INSTRUCTION → Pick out each line in these entries that contains the string "Erde".

GIVEN RECORDS →
►
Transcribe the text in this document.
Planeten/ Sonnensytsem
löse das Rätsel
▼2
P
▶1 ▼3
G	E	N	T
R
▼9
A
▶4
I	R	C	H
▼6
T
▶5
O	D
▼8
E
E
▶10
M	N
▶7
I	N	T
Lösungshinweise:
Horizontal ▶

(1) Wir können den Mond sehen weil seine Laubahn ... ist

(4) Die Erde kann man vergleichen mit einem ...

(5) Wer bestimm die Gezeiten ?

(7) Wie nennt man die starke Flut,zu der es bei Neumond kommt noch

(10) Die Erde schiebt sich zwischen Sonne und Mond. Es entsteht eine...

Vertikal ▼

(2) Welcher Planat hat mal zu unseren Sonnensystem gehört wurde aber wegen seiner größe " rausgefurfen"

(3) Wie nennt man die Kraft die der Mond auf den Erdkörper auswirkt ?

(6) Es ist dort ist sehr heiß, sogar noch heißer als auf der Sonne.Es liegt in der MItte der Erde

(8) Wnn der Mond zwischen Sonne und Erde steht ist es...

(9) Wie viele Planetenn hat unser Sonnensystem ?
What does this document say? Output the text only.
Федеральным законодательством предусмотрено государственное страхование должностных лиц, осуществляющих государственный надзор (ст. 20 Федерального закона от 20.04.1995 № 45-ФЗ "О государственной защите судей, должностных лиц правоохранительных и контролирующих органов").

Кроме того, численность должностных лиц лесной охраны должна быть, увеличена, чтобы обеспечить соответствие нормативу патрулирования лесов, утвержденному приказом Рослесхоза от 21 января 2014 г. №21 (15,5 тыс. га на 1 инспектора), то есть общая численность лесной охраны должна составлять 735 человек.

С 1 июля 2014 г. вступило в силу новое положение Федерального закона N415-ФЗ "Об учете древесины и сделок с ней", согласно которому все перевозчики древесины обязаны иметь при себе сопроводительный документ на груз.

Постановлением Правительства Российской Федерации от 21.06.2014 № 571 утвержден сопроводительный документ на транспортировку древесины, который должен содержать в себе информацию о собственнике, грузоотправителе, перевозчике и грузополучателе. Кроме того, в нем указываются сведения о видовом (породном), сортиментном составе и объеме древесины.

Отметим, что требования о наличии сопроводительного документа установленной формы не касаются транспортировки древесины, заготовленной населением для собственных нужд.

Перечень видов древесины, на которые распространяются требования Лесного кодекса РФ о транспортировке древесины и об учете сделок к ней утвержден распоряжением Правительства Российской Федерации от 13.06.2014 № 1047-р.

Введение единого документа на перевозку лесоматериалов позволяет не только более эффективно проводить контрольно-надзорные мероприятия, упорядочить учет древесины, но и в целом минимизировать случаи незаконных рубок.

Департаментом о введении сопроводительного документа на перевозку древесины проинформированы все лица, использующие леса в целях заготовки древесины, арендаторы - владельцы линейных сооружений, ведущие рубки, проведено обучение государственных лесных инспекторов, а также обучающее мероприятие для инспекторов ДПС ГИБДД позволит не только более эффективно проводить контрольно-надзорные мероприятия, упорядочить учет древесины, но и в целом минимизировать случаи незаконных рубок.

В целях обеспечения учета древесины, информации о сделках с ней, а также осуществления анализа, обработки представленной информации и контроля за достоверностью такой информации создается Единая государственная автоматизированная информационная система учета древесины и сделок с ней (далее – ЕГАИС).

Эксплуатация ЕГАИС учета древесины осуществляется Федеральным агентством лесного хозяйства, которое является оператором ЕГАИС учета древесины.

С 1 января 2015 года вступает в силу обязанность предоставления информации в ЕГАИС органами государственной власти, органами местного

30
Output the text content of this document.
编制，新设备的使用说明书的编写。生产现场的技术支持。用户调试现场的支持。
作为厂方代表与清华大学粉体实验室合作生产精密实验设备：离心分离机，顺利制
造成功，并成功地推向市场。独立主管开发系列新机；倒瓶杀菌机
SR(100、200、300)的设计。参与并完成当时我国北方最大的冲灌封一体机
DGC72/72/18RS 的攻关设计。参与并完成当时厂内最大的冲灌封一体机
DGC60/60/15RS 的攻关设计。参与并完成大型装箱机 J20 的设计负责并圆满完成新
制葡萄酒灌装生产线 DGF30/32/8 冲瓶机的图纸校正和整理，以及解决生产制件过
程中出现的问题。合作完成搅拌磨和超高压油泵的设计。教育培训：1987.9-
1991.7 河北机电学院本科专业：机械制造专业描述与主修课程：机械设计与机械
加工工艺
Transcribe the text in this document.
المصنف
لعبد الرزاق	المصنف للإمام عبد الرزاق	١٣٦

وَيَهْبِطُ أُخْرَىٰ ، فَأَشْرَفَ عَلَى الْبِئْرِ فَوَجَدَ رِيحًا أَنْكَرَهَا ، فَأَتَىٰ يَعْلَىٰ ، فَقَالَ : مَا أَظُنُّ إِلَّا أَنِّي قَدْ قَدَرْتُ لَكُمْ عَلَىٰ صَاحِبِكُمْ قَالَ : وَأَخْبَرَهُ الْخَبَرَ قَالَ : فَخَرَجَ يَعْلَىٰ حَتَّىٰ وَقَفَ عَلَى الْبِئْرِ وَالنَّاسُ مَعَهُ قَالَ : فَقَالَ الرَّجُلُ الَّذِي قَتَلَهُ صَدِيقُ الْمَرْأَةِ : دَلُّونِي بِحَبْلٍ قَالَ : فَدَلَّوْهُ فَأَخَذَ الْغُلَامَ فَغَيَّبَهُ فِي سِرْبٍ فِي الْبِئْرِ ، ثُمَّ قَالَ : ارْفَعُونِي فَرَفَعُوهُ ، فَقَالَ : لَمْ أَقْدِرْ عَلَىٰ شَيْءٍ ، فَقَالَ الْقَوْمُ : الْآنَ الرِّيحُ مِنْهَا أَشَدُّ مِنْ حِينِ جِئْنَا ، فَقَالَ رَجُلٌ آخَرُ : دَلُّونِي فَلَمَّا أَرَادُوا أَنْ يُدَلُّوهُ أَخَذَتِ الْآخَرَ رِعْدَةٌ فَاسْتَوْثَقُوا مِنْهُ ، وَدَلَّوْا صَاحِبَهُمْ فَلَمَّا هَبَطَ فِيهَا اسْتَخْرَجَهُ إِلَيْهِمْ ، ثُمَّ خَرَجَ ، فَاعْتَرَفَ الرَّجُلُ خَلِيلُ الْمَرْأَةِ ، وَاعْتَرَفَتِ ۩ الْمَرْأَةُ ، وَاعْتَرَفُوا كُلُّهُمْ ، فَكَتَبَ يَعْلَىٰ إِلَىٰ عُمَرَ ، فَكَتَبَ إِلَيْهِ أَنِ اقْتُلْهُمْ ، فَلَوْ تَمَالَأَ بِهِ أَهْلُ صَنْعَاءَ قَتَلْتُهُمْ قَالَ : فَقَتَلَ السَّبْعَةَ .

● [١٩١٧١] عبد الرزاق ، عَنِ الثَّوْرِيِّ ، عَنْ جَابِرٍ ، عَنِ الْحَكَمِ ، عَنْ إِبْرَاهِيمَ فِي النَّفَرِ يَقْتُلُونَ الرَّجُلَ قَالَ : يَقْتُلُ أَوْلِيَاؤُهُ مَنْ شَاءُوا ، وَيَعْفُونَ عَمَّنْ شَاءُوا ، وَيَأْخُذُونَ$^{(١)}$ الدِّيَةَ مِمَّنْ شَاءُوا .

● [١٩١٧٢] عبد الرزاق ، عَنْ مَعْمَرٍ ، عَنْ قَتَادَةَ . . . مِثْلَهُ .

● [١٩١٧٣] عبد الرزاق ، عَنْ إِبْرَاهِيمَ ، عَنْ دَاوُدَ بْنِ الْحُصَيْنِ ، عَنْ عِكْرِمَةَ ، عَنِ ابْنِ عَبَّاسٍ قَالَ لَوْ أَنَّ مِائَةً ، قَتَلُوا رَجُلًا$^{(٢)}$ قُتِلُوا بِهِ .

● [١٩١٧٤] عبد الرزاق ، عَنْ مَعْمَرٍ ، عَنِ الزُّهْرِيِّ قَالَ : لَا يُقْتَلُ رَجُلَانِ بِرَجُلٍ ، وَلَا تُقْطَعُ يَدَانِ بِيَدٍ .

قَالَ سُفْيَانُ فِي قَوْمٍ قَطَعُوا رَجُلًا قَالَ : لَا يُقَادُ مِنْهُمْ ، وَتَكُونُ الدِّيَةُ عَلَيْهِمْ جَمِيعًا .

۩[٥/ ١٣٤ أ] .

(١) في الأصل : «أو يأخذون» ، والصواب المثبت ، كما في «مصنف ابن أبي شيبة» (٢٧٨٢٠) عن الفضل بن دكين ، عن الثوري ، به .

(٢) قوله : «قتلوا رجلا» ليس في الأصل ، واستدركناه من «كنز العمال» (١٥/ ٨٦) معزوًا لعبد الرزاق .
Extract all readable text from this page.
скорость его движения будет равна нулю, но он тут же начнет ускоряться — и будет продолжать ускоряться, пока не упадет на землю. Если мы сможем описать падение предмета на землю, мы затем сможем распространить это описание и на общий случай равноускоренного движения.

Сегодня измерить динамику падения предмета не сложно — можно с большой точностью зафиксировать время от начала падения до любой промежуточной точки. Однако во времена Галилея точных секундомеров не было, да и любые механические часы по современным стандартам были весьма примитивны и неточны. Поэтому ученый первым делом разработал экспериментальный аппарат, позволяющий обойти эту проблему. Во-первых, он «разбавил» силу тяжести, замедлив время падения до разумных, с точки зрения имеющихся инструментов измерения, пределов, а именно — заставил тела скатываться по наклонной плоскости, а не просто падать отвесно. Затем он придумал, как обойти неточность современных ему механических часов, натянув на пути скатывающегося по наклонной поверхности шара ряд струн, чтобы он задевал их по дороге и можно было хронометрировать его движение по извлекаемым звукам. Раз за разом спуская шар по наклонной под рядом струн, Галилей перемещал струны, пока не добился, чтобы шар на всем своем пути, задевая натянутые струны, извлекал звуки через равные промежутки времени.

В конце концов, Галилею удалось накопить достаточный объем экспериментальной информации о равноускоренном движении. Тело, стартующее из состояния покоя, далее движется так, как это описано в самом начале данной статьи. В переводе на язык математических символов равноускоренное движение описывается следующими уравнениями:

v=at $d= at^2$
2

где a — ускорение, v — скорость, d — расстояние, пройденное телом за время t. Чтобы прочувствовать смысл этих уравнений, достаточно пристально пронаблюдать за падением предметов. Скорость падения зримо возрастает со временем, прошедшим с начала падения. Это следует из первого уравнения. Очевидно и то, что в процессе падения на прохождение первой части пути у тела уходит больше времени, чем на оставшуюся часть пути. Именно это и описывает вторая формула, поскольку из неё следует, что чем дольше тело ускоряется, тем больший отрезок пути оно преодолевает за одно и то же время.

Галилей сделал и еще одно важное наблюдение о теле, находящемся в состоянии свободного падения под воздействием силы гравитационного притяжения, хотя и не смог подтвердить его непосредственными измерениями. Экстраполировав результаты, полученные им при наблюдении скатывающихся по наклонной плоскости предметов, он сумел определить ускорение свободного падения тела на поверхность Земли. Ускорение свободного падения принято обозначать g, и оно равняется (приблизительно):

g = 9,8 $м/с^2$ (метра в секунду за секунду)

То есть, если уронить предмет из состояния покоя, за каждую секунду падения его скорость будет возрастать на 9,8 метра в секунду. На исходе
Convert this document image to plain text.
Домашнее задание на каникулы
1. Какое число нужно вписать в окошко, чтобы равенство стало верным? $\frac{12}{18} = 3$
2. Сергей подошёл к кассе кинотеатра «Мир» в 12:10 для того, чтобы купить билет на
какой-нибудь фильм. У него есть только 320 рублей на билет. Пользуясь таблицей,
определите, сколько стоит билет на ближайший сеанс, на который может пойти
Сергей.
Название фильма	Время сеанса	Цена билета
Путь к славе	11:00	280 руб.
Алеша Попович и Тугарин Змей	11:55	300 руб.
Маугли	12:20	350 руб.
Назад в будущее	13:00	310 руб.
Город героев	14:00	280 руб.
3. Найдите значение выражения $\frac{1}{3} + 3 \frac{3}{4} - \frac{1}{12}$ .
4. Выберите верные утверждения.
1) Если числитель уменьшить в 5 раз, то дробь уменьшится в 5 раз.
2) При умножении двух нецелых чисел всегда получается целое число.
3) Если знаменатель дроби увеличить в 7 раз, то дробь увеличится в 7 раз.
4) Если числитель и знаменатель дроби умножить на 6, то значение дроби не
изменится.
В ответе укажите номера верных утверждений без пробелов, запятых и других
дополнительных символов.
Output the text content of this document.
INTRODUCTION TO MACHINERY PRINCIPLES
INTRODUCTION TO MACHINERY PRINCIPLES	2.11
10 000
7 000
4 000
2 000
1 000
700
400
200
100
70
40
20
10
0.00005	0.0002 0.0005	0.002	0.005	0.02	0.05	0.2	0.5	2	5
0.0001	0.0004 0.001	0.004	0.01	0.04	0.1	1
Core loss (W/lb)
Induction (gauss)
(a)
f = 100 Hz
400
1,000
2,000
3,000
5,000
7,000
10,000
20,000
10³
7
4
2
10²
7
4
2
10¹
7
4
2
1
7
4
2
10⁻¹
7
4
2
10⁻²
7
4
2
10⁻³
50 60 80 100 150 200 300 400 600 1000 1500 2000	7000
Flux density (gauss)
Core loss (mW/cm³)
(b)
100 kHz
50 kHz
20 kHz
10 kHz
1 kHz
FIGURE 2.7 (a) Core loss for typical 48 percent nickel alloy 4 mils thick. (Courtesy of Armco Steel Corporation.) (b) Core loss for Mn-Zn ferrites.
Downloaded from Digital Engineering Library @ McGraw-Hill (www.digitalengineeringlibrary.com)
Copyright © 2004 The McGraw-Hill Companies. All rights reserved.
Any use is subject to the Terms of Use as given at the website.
◄
EXERCISE RESULT →
(4) Die Erde kann man vergleichen mit einem ...
(10) Die Erde schiebt sich zwischen Sonne und Mond. Es entsteht eine...
(6) Es ist dort ist sehr heiß, sogar noch heißer als auf der Sonne.Es liegt in der MItte der Erde
(8) Wnn der Mond zwischen Sonne und Erde steht ist es...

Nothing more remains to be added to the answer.